- [Instructions for the task]: Images are not part of the copy; write out the rest of the data exactly as given.

- [Extracted information]:
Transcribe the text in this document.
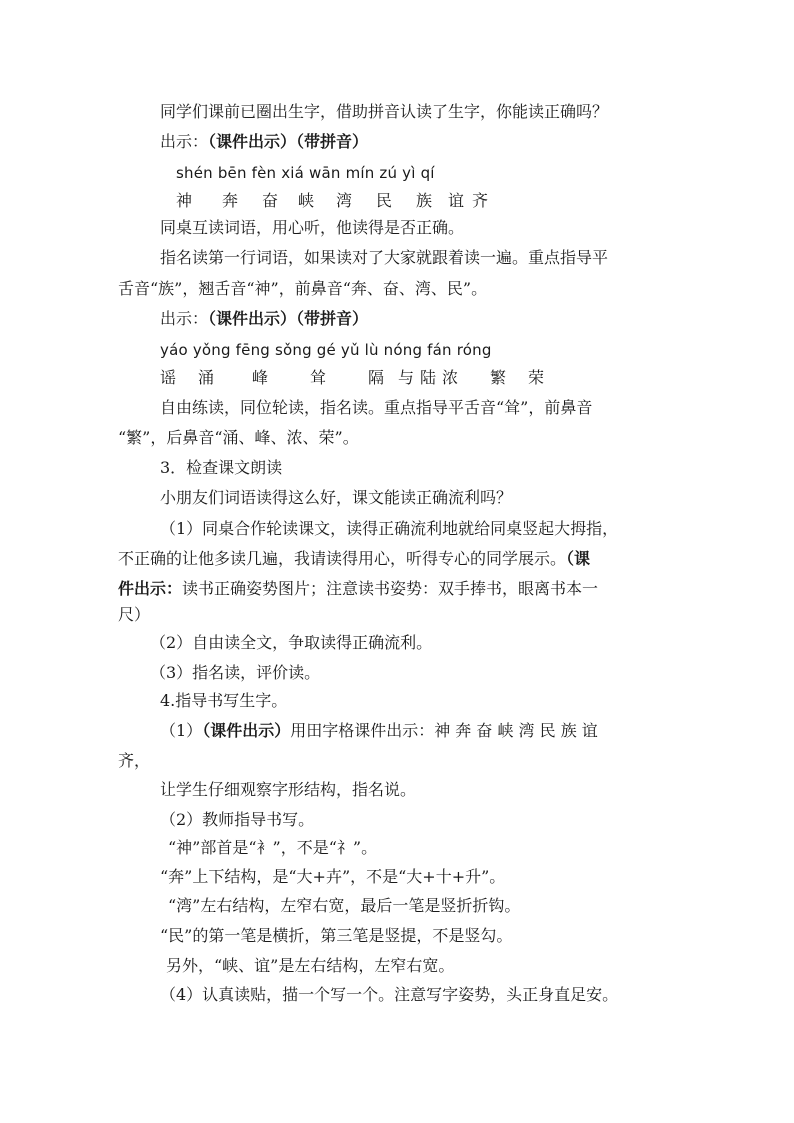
同学们课前已圈出生字，借助拼音认读了生字，你能读正确吗？
出示：（课件出示）（带拼音）
shén bēn fèn xiá wān mín zú yì qí
神 奔 奋 峡 湾 民 族 谊 齐
同桌互读词语，用心听，他读得是否正确。
指名读第一行词语，如果读对了大家就跟着读一遍。重点指导平
舌音“族”，翘舌音“神”，前鼻音“奔、奋、湾、民”。
出示：（课件出示）（带拼音）
yáo yǒng fēng sǒng gé yǔ lù nóng fán róng
谣 涌 峰	耸	隔 与 陆 浓 繁 荣
自由练读，同位轮读，指名读。重点指导平舌音“耸”，前鼻音
“繁”，后鼻音“涌、峰、浓、荣”。
3．检查课文朗读
小朋友们词语读得这么好，课文能读正确流利吗？
（1）同桌合作轮读课文，读得正确流利地就给同桌竖起大拇指，
不正确的让他多读几遍，我请读得用心，听得专心的同学展示。（课
件出示：读书正确姿势图片；注意读书姿势：双手捧书，眼离书本一
尺）
（2）自由读全文，争取读得正确流利。
（3）指名读，评价读。
4.指导书写生字。
（1）（课件出示）用田字格课件出示：神 奔 奋 峡 湾 民 族 谊
齐，
让学生仔细观察字形结构，指名说。
（2）教师指导书写。
“神”部首是“衤”，不是“礻”。
“奔”上下结构，是“大+卉”，不是“大+十+升”。
“湾”左右结构，左窄右宽，最后一笔是竖折折钩。
“民”的第一笔是横折，第三笔是竖提，不是竖勾。
另外，“峡、谊”是左右结构，左窄右宽。
（4）认真读贴，描一个写一个。注意写字姿势，头正身直足安。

- [Result of the exercise]:
Transcribe the text in this document.
同学们课前已圈出生字，借助拼音认读了生字，你能读正确吗？
出示：（课件出示）（带拼音）
shén bēn fèn xiá wān mín zú yì qí
神 奔 奋 峡 湾 民 族 谊 齐
同桌互读词语，用心听，他读得是否正确。
指名读第一行词语，如果读对了大家就跟着读一遍。重点指导平
舌音“族”，翘舌音“神”，前鼻音“奔、奋、湾、民”。
出示：（课件出示）（带拼音）
yáo yǒng fēng sǒng gé yǔ lù nóng fán róng
谣 涌 峰	耸	隔 与 陆 浓 繁 荣
自由练读，同位轮读，指名读。重点指导平舌音“耸”，前鼻音
“繁”，后鼻音“涌、峰、浓、荣”。
3．检查课文朗读
小朋友们词语读得这么好，课文能读正确流利吗？
（1）同桌合作轮读课文，读得正确流利地就给同桌竖起大拇指，
不正确的让他多读几遍，我请读得用心，听得专心的同学展示。（课
件出示：读书正确姿势图片；注意读书姿势：双手捧书，眼离书本一
尺）
（2）自由读全文，争取读得正确流利。
（3）指名读，评价读。
4.指导书写生字。
（1）（课件出示）用田字格课件出示：神 奔 奋 峡 湾 民 族 谊
齐，
让学生仔细观察字形结构，指名说。
（2）教师指导书写。
“神”部首是“衤”，不是“礻”。
“奔”上下结构，是“大+卉”，不是“大+十+升”。
“湾”左右结构，左窄右宽，最后一笔是竖折折钩。
“民”的第一笔是横折，第三笔是竖提，不是竖勾。
另外，“峡、谊”是左右结构，左窄右宽。
（4）认真读贴，描一个写一个。注意写字姿势，头正身直足安。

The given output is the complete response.